- **REQUEST**:
Search the material below for the string "title" and extract each line that has it.

- **SUPPLIED RECORDS**:
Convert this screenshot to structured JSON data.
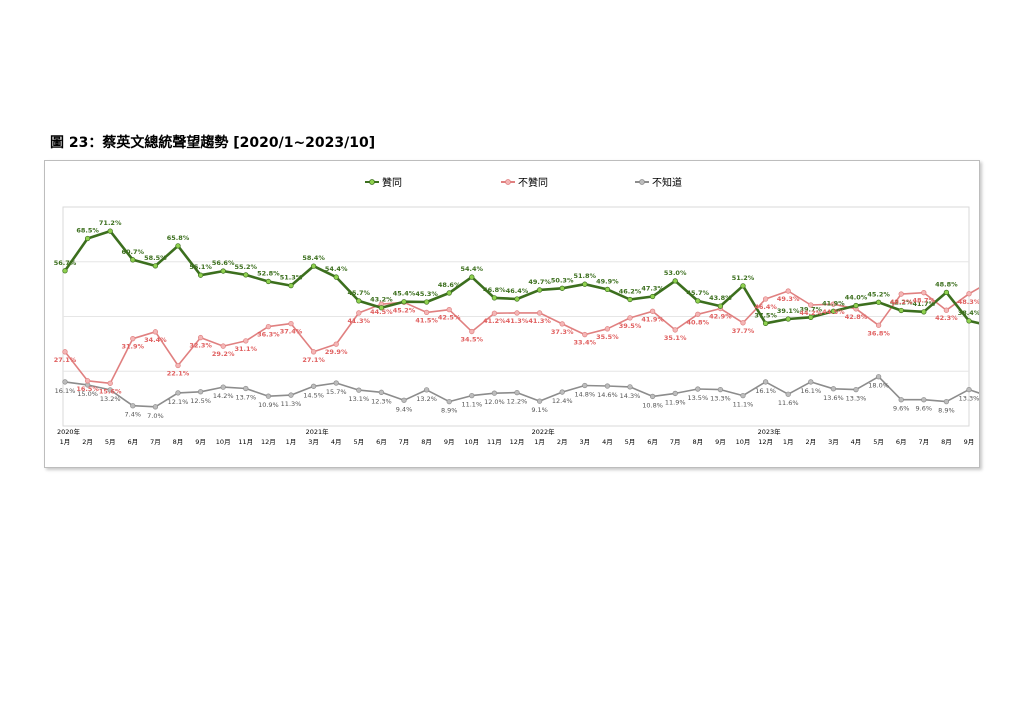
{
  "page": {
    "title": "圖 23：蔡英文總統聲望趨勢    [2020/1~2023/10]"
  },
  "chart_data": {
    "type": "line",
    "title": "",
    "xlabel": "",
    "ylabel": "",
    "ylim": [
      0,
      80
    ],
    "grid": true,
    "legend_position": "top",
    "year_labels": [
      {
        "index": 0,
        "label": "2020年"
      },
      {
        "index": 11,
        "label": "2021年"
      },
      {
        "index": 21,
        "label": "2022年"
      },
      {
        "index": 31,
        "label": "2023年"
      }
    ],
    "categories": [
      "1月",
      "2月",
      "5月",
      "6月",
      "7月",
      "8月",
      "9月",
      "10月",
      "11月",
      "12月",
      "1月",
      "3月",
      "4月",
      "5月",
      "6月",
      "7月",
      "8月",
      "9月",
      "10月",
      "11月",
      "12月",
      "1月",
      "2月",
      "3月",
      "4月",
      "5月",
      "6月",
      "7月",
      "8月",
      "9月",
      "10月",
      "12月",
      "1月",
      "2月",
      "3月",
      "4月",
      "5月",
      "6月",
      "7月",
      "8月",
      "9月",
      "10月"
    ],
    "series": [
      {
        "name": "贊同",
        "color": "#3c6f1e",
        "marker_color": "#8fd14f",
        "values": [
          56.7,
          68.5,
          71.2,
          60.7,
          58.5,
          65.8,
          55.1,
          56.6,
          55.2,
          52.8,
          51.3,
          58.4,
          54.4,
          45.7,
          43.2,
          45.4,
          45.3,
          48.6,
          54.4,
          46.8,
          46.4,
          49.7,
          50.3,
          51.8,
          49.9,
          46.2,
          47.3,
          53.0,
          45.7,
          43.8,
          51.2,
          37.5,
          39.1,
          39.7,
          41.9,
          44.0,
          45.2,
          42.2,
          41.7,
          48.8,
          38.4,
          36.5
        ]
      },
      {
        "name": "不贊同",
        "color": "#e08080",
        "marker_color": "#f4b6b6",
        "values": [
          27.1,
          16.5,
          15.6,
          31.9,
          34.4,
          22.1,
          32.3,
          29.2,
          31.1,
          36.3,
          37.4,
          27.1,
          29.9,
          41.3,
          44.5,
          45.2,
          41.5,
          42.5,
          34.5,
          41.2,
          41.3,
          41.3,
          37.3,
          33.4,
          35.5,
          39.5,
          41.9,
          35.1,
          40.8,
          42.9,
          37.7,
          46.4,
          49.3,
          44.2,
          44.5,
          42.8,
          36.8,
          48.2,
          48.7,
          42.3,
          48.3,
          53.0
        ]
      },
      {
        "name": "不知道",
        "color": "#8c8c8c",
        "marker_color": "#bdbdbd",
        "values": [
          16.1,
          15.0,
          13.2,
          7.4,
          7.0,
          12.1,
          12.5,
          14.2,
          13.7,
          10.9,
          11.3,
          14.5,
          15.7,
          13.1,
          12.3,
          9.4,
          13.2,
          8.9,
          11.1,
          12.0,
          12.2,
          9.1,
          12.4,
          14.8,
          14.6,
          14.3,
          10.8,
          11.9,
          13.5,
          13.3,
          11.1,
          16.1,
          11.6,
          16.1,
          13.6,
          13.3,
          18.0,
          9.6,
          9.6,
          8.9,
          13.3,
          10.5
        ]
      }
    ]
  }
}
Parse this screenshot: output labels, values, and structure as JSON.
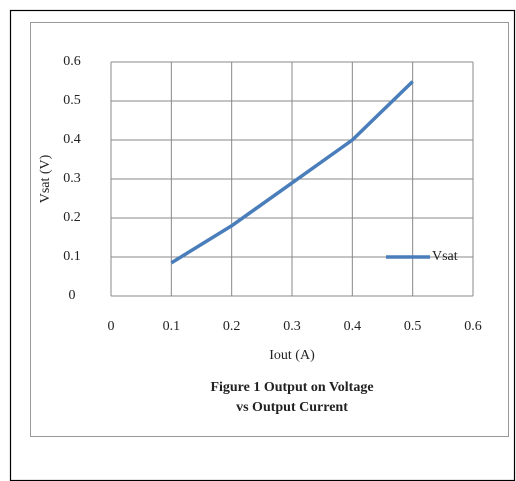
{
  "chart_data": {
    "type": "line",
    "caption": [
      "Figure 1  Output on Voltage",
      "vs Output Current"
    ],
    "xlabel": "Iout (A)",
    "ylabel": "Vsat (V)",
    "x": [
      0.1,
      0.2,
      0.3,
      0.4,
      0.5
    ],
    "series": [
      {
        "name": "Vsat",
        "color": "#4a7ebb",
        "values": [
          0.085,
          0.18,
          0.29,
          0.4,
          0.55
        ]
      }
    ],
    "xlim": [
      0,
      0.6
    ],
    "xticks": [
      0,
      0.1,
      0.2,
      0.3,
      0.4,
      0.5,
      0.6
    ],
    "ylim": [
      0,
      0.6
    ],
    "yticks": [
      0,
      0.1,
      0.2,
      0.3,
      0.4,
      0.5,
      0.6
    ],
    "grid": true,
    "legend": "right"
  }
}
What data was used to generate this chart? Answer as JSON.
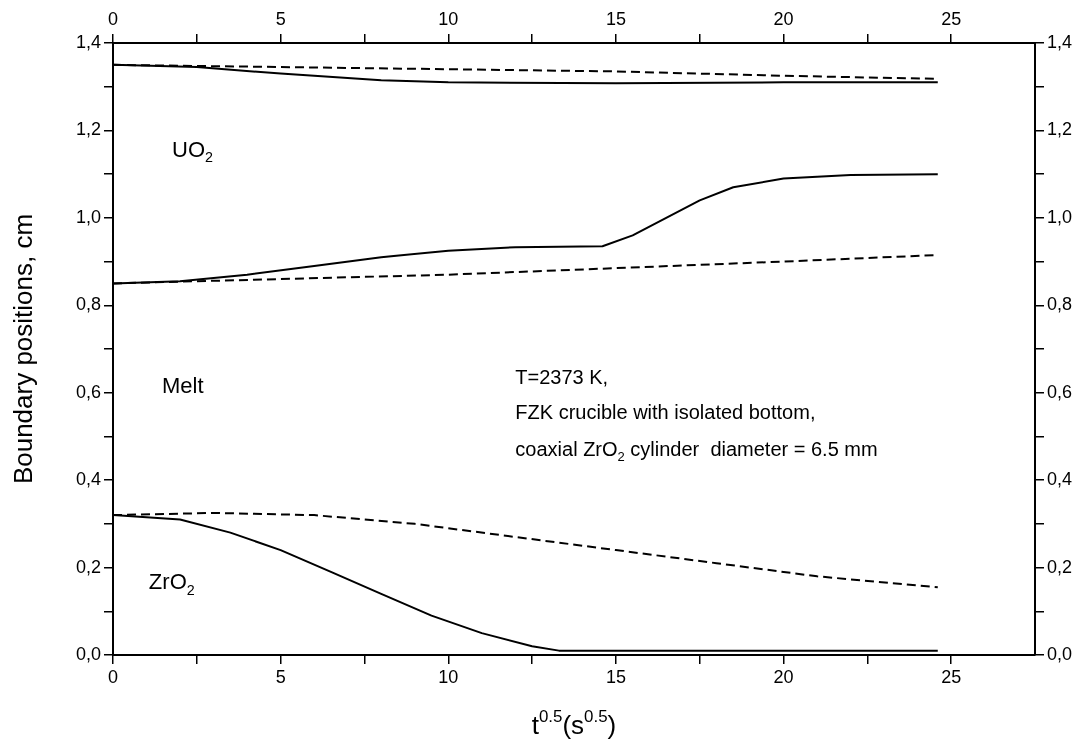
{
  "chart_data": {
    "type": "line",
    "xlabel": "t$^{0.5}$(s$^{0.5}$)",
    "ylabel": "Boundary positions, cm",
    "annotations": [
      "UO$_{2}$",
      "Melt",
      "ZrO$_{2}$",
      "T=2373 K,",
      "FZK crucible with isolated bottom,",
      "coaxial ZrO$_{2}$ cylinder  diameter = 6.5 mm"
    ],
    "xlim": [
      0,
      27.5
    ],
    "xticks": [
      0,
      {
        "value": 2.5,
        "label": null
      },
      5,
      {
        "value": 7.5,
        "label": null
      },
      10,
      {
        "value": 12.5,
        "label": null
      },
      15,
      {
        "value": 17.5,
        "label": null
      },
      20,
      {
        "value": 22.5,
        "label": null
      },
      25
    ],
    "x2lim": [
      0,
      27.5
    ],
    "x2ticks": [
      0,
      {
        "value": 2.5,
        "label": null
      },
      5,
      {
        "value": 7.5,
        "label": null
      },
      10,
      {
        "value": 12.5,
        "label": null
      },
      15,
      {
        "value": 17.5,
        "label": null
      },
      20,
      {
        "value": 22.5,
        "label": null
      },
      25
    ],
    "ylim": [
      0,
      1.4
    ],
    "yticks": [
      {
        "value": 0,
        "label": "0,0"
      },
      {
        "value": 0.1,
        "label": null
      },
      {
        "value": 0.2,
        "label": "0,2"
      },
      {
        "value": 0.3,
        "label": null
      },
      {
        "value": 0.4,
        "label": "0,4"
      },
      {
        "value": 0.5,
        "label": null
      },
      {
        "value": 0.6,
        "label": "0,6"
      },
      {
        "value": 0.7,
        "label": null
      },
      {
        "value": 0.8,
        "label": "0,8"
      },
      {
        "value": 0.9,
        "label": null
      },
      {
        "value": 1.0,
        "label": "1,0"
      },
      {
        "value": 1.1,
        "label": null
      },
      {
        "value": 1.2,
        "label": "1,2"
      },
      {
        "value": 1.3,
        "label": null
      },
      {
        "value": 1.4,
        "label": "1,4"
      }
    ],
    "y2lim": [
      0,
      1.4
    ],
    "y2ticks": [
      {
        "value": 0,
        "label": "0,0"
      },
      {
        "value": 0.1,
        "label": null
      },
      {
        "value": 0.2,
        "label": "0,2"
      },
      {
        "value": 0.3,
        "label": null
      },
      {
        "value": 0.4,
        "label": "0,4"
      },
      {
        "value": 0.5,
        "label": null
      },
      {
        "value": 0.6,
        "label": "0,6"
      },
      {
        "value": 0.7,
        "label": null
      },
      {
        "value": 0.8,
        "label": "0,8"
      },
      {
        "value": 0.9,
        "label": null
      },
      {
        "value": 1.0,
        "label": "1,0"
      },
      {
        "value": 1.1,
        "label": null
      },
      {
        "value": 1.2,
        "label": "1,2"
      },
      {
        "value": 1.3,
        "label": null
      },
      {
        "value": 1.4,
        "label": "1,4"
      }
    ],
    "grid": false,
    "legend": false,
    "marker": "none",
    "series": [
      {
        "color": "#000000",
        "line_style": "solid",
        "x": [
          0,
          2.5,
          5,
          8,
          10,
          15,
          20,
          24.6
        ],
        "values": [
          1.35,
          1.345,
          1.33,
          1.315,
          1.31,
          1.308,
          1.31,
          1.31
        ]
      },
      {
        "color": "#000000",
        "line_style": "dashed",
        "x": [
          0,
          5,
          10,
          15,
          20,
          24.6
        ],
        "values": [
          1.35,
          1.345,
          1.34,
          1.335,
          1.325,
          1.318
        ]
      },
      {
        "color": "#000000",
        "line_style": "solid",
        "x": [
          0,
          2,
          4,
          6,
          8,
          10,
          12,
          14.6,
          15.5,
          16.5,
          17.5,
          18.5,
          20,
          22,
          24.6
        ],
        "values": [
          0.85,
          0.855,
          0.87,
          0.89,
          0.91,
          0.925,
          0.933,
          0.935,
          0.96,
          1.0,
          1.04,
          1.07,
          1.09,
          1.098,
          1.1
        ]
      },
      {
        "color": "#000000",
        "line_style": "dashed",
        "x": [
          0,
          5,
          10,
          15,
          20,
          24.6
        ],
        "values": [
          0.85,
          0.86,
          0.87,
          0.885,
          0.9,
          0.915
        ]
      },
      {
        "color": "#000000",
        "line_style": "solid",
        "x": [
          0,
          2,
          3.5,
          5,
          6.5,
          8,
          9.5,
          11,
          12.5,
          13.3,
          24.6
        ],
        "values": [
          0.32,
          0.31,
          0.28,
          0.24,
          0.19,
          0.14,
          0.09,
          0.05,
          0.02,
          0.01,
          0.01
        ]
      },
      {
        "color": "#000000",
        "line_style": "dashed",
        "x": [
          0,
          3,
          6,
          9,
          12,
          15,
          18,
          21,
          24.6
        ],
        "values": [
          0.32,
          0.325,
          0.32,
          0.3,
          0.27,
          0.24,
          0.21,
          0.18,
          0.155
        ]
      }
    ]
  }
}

- **ANSWER TO THE EXERCISE**:
    "title": "圖 23：蔡英文總統聲望趨勢    [2020/1~2023/10]"
    "title": "",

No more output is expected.